> [Given instruction]: The data below needs to be returned exactly, line for line.

==*==

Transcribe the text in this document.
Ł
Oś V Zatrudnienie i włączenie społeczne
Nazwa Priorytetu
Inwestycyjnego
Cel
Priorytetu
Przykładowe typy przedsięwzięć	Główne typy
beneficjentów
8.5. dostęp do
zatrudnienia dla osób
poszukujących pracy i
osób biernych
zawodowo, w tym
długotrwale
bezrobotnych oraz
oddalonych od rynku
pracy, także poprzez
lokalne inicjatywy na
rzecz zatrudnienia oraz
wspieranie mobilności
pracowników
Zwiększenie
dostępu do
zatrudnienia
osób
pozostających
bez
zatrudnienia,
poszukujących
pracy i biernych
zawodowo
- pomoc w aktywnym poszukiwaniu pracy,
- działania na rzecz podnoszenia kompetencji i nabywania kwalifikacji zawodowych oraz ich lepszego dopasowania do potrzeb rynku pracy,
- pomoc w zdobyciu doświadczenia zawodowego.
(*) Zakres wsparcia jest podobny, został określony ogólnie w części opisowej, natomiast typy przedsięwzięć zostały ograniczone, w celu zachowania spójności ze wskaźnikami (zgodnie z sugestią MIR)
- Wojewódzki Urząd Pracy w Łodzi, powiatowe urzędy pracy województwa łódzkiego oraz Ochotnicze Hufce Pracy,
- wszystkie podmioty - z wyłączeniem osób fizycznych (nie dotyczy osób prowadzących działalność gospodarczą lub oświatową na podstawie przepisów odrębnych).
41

==*==

> [Task solution]:
Transcribe the text in this document.
Ł
Oś V Zatrudnienie i włączenie społeczne
Nazwa Priorytetu
Inwestycyjnego
Cel
Priorytetu
Przykładowe typy przedsięwzięć	Główne typy
beneficjentów
8.5. dostęp do
zatrudnienia dla osób
poszukujących pracy i
osób biernych
zawodowo, w tym
długotrwale
bezrobotnych oraz
oddalonych od rynku
pracy, także poprzez
lokalne inicjatywy na
rzecz zatrudnienia oraz
wspieranie mobilności
pracowników
Zwiększenie
dostępu do
zatrudnienia
osób
pozostających
bez
zatrudnienia,
poszukujących
pracy i biernych
zawodowo
- pomoc w aktywnym poszukiwaniu pracy,
- działania na rzecz podnoszenia kompetencji i nabywania kwalifikacji zawodowych oraz ich lepszego dopasowania do potrzeb rynku pracy,
- pomoc w zdobyciu doświadczenia zawodowego.
(*) Zakres wsparcia jest podobny, został określony ogólnie w części opisowej, natomiast typy przedsięwzięć zostały ograniczone, w celu zachowania spójności ze wskaźnikami (zgodnie z sugestią MIR)
- Wojewódzki Urząd Pracy w Łodzi, powiatowe urzędy pracy województwa łódzkiego oraz Ochotnicze Hufce Pracy,
- wszystkie podmioty - z wyłączeniem osób fizycznych (nie dotyczy osób prowadzących działalność gospodarczą lub oświatową na podstawie przepisów odrębnych).
41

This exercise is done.